EXERCISE INSTRUCTIONS: Write the listing out again, all of it, word for word.

DATA EXTRACT:
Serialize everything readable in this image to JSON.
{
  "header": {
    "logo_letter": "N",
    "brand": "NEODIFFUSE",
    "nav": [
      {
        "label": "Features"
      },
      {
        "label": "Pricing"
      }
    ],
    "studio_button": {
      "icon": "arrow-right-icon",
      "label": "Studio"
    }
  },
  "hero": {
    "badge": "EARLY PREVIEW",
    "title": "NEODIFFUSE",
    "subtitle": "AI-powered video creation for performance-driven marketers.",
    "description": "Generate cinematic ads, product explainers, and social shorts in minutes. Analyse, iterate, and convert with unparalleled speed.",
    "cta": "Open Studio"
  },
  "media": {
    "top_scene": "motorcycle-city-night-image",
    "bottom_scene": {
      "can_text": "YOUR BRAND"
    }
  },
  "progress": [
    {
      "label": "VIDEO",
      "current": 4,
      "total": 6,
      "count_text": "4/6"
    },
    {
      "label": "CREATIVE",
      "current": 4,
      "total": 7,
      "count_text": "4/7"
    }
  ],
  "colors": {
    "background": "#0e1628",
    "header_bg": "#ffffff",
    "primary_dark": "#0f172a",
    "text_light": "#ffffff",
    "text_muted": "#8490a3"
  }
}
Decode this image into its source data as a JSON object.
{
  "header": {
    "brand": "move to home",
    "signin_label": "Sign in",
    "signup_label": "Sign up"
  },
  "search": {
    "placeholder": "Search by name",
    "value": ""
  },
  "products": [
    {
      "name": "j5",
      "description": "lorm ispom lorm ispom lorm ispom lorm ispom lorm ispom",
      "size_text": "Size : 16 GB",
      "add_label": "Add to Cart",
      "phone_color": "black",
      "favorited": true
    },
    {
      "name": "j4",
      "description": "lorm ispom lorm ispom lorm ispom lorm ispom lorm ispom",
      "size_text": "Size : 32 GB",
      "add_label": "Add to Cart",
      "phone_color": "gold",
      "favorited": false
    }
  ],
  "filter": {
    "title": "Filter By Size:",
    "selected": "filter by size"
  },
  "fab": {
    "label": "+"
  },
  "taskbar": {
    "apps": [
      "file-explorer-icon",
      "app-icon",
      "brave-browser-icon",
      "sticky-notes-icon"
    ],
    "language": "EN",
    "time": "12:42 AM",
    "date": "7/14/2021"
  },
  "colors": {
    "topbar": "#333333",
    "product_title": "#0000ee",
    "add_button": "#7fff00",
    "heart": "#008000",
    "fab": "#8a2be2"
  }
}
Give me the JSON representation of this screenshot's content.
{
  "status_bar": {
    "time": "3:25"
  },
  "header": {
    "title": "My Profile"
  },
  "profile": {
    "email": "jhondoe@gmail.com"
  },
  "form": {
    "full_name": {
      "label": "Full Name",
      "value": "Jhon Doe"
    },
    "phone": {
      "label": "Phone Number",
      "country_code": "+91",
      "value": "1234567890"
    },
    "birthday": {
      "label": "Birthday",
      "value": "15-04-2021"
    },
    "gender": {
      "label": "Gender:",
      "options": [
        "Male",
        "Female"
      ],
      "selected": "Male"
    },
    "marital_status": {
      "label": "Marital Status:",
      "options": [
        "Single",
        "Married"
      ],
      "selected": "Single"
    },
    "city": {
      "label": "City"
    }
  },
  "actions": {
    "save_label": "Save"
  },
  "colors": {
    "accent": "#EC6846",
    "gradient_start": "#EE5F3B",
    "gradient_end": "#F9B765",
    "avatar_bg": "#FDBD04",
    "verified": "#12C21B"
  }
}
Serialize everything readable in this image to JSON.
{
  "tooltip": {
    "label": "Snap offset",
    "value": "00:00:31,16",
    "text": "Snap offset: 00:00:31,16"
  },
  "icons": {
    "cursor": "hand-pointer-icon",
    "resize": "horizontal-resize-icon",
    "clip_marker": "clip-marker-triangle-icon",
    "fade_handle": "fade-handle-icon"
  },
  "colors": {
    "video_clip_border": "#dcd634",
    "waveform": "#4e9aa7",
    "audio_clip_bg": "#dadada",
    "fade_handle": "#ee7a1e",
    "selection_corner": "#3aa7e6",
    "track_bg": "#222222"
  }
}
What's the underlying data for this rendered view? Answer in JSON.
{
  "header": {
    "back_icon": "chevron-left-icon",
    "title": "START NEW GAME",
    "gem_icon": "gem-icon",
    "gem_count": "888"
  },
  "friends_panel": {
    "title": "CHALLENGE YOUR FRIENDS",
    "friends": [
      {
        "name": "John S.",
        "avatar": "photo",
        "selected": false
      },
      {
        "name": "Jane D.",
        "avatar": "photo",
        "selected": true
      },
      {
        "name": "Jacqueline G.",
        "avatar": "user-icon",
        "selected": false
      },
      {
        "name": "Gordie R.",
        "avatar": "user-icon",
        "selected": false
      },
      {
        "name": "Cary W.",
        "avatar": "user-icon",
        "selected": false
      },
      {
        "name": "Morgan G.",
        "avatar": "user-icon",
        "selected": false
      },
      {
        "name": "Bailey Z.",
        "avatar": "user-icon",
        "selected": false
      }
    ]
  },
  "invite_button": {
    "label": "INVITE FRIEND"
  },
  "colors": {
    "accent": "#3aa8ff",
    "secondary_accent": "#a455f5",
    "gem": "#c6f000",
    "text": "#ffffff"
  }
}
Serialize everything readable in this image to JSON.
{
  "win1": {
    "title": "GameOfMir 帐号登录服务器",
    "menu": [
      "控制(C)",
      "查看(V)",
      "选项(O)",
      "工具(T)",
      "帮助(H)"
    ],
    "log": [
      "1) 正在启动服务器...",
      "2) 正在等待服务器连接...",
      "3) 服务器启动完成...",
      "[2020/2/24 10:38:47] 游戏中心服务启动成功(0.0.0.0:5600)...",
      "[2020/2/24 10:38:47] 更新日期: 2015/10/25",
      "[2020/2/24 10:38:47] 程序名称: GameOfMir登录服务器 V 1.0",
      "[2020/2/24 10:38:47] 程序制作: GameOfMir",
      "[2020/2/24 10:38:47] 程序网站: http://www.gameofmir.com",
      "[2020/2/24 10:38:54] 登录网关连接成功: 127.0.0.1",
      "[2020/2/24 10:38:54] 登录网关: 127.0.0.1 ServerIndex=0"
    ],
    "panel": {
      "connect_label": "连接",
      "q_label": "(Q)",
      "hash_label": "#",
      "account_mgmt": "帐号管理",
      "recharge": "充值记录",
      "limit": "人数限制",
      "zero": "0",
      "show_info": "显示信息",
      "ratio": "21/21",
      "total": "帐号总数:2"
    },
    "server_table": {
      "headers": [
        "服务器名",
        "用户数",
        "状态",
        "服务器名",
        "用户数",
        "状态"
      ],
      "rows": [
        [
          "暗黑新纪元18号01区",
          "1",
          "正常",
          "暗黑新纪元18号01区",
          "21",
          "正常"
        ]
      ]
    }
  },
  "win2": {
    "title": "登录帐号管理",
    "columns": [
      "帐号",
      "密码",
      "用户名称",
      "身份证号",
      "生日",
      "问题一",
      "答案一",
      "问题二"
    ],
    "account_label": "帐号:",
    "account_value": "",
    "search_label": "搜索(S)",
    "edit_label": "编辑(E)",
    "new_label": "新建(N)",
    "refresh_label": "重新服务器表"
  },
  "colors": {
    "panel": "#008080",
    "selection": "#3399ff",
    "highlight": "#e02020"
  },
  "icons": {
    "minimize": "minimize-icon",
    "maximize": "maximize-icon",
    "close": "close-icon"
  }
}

PROBLEM SOLUTION:
Serialize everything readable in this image to JSON.
{
  "header": {
    "logo_letter": "N",
    "brand": "NEODIFFUSE",
    "nav": [
      {
        "label": "Features"
      },
      {
        "label": "Pricing"
      }
    ],
    "studio_button": {
      "icon": "arrow-right-icon",
      "label": "Studio"
    }
  },
  "hero": {
    "badge": "EARLY PREVIEW",
    "title": "NEODIFFUSE",
    "subtitle": "AI-powered video creation for performance-driven marketers.",
    "description": "Generate cinematic ads, product explainers, and social shorts in minutes. Analyse, iterate, and convert with unparalleled speed.",
    "cta": "Open Studio"
  },
  "media": {
    "top_scene": "motorcycle-city-night-image",
    "bottom_scene": {
      "can_text": "YOUR BRAND"
    }
  },
  "progress": [
    {
      "label": "VIDEO",
      "current": 4,
      "total": 6,
      "count_text": "4/6"
    },
    {
      "label": "CREATIVE",
      "current": 4,
      "total": 7,
      "count_text": "4/7"
    }
  ],
  "colors": {
    "background": "#0e1628",
    "header_bg": "#ffffff",
    "primary_dark": "#0f172a",
    "text_light": "#ffffff",
    "text_muted": "#8490a3"
  }
}
Decode this image into its source data as a JSON object.
{
  "header": {
    "brand": "move to home",
    "signin_label": "Sign in",
    "signup_label": "Sign up"
  },
  "search": {
    "placeholder": "Search by name",
    "value": ""
  },
  "products": [
    {
      "name": "j5",
      "description": "lorm ispom lorm ispom lorm ispom lorm ispom lorm ispom",
      "size_text": "Size : 16 GB",
      "add_label": "Add to Cart",
      "phone_color": "black",
      "favorited": true
    },
    {
      "name": "j4",
      "description": "lorm ispom lorm ispom lorm ispom lorm ispom lorm ispom",
      "size_text": "Size : 32 GB",
      "add_label": "Add to Cart",
      "phone_color": "gold",
      "favorited": false
    }
  ],
  "filter": {
    "title": "Filter By Size:",
    "selected": "filter by size"
  },
  "fab": {
    "label": "+"
  },
  "taskbar": {
    "apps": [
      "file-explorer-icon",
      "app-icon",
      "brave-browser-icon",
      "sticky-notes-icon"
    ],
    "language": "EN",
    "time": "12:42 AM",
    "date": "7/14/2021"
  },
  "colors": {
    "topbar": "#333333",
    "product_title": "#0000ee",
    "add_button": "#7fff00",
    "heart": "#008000",
    "fab": "#8a2be2"
  }
}
Give me the JSON representation of this screenshot's content.
{
  "status_bar": {
    "time": "3:25"
  },
  "header": {
    "title": "My Profile"
  },
  "profile": {
    "email": "jhondoe@gmail.com"
  },
  "form": {
    "full_name": {
      "label": "Full Name",
      "value": "Jhon Doe"
    },
    "phone": {
      "label": "Phone Number",
      "country_code": "+91",
      "value": "1234567890"
    },
    "birthday": {
      "label": "Birthday",
      "value": "15-04-2021"
    },
    "gender": {
      "label": "Gender:",
      "options": [
        "Male",
        "Female"
      ],
      "selected": "Male"
    },
    "marital_status": {
      "label": "Marital Status:",
      "options": [
        "Single",
        "Married"
      ],
      "selected": "Single"
    },
    "city": {
      "label": "City"
    }
  },
  "actions": {
    "save_label": "Save"
  },
  "colors": {
    "accent": "#EC6846",
    "gradient_start": "#EE5F3B",
    "gradient_end": "#F9B765",
    "avatar_bg": "#FDBD04",
    "verified": "#12C21B"
  }
}
Serialize everything readable in this image to JSON.
{
  "tooltip": {
    "label": "Snap offset",
    "value": "00:00:31,16",
    "text": "Snap offset: 00:00:31,16"
  },
  "icons": {
    "cursor": "hand-pointer-icon",
    "resize": "horizontal-resize-icon",
    "clip_marker": "clip-marker-triangle-icon",
    "fade_handle": "fade-handle-icon"
  },
  "colors": {
    "video_clip_border": "#dcd634",
    "waveform": "#4e9aa7",
    "audio_clip_bg": "#dadada",
    "fade_handle": "#ee7a1e",
    "selection_corner": "#3aa7e6",
    "track_bg": "#222222"
  }
}
What's the underlying data for this rendered view? Answer in JSON.
{
  "header": {
    "back_icon": "chevron-left-icon",
    "title": "START NEW GAME",
    "gem_icon": "gem-icon",
    "gem_count": "888"
  },
  "friends_panel": {
    "title": "CHALLENGE YOUR FRIENDS",
    "friends": [
      {
        "name": "John S.",
        "avatar": "photo",
        "selected": false
      },
      {
        "name": "Jane D.",
        "avatar": "photo",
        "selected": true
      },
      {
        "name": "Jacqueline G.",
        "avatar": "user-icon",
        "selected": false
      },
      {
        "name": "Gordie R.",
        "avatar": "user-icon",
        "selected": false
      },
      {
        "name": "Cary W.",
        "avatar": "user-icon",
        "selected": false
      },
      {
        "name": "Morgan G.",
        "avatar": "user-icon",
        "selected": false
      },
      {
        "name": "Bailey Z.",
        "avatar": "user-icon",
        "selected": false
      }
    ]
  },
  "invite_button": {
    "label": "INVITE FRIEND"
  },
  "colors": {
    "accent": "#3aa8ff",
    "secondary_accent": "#a455f5",
    "gem": "#c6f000",
    "text": "#ffffff"
  }
}
Serialize everything readable in this image to JSON.
{
  "win1": {
    "title": "GameOfMir 帐号登录服务器",
    "menu": [
      "控制(C)",
      "查看(V)",
      "选项(O)",
      "工具(T)",
      "帮助(H)"
    ],
    "log": [
      "1) 正在启动服务器...",
      "2) 正在等待服务器连接...",
      "3) 服务器启动完成...",
      "[2020/2/24 10:38:47] 游戏中心服务启动成功(0.0.0.0:5600)...",
      "[2020/2/24 10:38:47] 更新日期: 2015/10/25",
      "[2020/2/24 10:38:47] 程序名称: GameOfMir登录服务器 V 1.0",
      "[2020/2/24 10:38:47] 程序制作: GameOfMir",
      "[2020/2/24 10:38:47] 程序网站: http://www.gameofmir.com",
      "[2020/2/24 10:38:54] 登录网关连接成功: 127.0.0.1",
      "[2020/2/24 10:38:54] 登录网关: 127.0.0.1 ServerIndex=0"
    ],
    "panel": {
      "connect_label": "连接",
      "q_label": "(Q)",
      "hash_label": "#",
      "account_mgmt": "帐号管理",
      "recharge": "充值记录",
      "limit": "人数限制",
      "zero": "0",
      "show_info": "显示信息",
      "ratio": "21/21",
      "total": "帐号总数:2"
    },
    "server_table": {
      "headers": [
        "服务器名",
        "用户数",
        "状态",
        "服务器名",
        "用户数",
        "状态"
      ],
      "rows": [
        [
          "暗黑新纪元18号01区",
          "1",
          "正常",
          "暗黑新纪元18号01区",
          "21",
          "正常"
        ]
      ]
    }
  },
  "win2": {
    "title": "登录帐号管理",
    "columns": [
      "帐号",
      "密码",
      "用户名称",
      "身份证号",
      "生日",
      "问题一",
      "答案一",
      "问题二"
    ],
    "account_label": "帐号:",
    "account_value": "",
    "search_label": "搜索(S)",
    "edit_label": "编辑(E)",
    "new_label": "新建(N)",
    "refresh_label": "重新服务器表"
  },
  "colors": {
    "panel": "#008080",
    "selection": "#3399ff",
    "highlight": "#e02020"
  },
  "icons": {
    "minimize": "minimize-icon",
    "maximize": "maximize-icon",
    "close": "close-icon"
  }
}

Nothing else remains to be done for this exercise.